▸ **Chart and figure data**:
◆ ◆ ◆

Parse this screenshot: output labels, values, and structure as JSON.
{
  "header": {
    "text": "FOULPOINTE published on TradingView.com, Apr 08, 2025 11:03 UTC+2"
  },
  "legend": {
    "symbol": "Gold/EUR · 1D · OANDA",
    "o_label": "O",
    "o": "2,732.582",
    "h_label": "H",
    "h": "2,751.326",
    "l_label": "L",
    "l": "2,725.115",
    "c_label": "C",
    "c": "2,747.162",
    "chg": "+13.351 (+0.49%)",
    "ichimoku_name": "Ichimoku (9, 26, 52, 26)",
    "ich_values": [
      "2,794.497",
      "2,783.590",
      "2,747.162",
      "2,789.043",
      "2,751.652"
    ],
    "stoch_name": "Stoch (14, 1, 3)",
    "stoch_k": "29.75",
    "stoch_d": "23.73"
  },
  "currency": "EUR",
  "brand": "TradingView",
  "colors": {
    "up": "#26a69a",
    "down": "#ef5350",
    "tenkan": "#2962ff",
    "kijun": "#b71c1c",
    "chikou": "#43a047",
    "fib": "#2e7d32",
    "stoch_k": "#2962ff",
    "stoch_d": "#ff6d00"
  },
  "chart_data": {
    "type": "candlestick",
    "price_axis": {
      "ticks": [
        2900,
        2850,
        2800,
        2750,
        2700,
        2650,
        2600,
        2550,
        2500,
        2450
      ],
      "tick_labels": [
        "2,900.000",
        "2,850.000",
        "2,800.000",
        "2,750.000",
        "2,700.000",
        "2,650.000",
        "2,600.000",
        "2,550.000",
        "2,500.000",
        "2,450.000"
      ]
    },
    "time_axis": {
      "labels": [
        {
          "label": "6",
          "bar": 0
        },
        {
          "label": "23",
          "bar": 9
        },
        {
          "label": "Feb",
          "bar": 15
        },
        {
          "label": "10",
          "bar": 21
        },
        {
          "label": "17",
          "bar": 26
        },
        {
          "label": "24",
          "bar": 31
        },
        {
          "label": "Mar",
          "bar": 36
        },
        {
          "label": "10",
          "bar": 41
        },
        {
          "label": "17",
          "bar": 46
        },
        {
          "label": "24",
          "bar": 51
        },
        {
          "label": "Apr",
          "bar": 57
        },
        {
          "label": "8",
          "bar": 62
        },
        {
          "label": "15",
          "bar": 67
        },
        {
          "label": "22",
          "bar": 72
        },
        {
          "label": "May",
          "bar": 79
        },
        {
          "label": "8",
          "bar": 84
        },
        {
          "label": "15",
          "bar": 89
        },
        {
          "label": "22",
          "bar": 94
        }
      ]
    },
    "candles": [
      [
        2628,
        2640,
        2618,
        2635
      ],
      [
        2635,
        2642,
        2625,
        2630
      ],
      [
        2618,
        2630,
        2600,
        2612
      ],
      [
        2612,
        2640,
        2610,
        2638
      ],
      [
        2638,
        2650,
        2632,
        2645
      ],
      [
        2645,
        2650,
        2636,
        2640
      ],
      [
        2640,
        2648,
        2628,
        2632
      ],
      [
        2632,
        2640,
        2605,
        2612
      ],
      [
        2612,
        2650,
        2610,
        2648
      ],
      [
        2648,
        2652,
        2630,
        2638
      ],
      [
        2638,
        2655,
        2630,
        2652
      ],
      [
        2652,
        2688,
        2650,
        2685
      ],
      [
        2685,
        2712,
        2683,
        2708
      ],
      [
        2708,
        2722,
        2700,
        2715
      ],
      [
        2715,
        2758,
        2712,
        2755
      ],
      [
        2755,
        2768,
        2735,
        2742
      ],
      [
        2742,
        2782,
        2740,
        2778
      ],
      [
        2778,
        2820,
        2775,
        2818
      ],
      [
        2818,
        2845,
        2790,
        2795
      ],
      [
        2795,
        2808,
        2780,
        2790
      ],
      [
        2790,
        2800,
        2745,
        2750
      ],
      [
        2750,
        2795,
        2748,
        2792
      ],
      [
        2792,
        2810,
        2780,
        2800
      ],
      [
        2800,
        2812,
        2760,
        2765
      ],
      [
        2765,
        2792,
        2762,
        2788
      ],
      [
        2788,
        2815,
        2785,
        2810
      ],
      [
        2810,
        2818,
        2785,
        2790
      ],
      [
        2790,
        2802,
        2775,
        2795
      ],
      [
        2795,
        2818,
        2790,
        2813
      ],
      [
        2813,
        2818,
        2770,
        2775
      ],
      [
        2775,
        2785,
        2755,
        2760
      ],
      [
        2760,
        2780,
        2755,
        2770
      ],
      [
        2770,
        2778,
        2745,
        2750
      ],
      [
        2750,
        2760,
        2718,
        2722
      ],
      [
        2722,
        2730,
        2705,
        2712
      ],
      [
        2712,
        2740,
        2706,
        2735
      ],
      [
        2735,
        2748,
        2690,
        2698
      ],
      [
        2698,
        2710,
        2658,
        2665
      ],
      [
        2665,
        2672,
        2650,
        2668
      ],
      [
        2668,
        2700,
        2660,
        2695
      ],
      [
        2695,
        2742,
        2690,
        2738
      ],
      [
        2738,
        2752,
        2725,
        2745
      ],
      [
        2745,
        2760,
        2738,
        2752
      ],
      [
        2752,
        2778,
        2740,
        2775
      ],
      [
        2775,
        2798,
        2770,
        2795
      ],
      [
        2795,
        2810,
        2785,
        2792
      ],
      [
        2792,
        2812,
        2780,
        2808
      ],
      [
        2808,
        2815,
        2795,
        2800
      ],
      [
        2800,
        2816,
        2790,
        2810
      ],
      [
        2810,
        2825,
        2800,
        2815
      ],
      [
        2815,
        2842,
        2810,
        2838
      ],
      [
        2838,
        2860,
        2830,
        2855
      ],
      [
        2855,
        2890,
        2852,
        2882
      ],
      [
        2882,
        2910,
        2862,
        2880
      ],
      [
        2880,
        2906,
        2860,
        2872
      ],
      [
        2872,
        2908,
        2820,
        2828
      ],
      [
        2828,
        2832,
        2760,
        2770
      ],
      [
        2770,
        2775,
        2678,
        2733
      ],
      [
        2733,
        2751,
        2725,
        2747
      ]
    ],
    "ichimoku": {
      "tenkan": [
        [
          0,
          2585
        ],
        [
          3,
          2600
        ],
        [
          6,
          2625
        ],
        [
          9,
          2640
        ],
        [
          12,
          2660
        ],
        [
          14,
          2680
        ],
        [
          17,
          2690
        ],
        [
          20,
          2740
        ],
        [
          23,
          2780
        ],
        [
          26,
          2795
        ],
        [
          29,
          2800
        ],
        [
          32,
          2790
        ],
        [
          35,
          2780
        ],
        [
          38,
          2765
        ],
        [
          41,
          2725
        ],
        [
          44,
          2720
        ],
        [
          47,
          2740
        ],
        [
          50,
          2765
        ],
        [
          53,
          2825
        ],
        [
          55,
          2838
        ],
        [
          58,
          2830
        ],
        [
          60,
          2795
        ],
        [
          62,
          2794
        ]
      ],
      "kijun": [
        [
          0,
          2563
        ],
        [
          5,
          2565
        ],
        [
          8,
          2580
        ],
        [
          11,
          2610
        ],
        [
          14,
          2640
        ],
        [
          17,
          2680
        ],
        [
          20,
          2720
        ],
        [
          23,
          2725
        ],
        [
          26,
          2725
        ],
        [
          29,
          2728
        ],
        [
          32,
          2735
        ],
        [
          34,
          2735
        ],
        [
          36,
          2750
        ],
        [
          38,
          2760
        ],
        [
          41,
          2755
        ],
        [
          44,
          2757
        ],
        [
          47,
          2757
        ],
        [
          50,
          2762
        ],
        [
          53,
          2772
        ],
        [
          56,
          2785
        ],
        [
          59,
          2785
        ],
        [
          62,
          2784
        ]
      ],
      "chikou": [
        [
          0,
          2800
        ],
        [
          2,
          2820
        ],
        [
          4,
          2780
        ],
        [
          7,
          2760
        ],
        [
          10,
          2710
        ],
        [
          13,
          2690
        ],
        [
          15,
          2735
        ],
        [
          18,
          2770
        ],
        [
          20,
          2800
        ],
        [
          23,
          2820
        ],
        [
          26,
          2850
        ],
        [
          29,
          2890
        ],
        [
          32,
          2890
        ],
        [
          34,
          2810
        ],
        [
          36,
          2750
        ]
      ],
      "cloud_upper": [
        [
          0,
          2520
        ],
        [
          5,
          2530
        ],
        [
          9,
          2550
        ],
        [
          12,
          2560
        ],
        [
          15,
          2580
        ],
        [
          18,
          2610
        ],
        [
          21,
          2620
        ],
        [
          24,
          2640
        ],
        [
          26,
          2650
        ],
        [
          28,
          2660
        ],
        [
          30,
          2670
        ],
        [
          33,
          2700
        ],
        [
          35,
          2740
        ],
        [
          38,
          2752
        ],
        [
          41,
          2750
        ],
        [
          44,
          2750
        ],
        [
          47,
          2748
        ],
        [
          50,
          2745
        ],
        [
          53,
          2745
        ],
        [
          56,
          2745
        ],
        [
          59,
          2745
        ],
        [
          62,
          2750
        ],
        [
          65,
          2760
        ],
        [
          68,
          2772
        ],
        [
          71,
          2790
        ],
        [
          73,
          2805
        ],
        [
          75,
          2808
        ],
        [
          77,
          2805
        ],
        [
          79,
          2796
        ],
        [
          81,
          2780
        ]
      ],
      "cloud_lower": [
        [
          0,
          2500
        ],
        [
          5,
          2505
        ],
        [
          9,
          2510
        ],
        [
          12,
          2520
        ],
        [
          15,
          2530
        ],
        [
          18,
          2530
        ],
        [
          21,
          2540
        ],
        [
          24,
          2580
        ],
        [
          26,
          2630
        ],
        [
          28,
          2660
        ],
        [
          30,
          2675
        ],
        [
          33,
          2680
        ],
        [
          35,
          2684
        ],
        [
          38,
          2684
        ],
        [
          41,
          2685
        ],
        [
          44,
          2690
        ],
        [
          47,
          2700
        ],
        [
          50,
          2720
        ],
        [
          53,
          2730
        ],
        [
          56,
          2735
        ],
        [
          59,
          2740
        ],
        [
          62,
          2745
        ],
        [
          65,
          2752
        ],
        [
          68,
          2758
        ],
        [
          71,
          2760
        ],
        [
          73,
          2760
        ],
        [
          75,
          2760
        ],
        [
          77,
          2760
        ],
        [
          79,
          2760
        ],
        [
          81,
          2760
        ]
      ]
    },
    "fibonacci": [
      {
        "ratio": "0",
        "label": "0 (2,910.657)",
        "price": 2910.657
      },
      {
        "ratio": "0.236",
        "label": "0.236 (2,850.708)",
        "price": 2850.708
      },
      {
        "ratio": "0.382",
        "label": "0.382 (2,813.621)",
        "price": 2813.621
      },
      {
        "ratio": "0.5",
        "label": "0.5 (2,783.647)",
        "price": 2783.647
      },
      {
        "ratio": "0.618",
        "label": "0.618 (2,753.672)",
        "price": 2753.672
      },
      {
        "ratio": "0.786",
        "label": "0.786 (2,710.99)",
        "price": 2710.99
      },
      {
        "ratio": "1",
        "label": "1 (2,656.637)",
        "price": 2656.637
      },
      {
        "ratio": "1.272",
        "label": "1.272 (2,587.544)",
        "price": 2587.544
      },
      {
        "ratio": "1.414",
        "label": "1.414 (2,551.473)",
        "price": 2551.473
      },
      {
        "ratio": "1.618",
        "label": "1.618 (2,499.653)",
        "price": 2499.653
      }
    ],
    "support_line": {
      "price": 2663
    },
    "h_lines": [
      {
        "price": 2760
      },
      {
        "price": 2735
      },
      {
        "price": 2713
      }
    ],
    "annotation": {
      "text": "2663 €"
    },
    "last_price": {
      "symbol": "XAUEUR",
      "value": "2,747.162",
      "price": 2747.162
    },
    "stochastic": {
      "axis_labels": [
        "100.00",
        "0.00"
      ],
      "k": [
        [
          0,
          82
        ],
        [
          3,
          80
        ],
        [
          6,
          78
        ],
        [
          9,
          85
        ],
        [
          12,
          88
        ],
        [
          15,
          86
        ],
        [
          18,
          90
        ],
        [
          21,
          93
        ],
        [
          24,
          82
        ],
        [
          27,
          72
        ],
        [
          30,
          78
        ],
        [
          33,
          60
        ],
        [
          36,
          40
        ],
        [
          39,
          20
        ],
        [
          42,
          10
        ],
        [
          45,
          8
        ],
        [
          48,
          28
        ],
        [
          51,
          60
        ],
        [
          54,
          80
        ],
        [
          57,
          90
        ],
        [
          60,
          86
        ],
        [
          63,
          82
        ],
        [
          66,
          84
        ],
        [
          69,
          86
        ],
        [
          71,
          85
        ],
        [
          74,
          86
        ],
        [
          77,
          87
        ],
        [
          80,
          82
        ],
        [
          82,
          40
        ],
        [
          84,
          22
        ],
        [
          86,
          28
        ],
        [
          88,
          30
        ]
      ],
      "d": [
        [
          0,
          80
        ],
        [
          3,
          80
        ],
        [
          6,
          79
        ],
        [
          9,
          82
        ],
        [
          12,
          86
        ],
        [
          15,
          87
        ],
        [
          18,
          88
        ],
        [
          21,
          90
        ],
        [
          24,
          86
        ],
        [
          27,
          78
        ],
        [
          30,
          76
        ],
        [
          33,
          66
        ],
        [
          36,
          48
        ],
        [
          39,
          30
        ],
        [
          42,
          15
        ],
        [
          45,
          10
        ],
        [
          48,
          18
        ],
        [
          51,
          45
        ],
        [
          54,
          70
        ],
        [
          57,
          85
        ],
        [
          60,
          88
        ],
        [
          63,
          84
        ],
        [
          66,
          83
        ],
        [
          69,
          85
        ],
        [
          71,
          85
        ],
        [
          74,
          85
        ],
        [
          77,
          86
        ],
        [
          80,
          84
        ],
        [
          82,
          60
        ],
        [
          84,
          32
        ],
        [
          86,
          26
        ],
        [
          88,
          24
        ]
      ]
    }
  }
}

◆ ◆ ◆

Take every line from the data above that holds "symbol" and copy it out.

▸ **COMPLETE ANSWER**:
    "symbol": "Gold/EUR · 1D · OANDA",
      "symbol": "XAUEUR",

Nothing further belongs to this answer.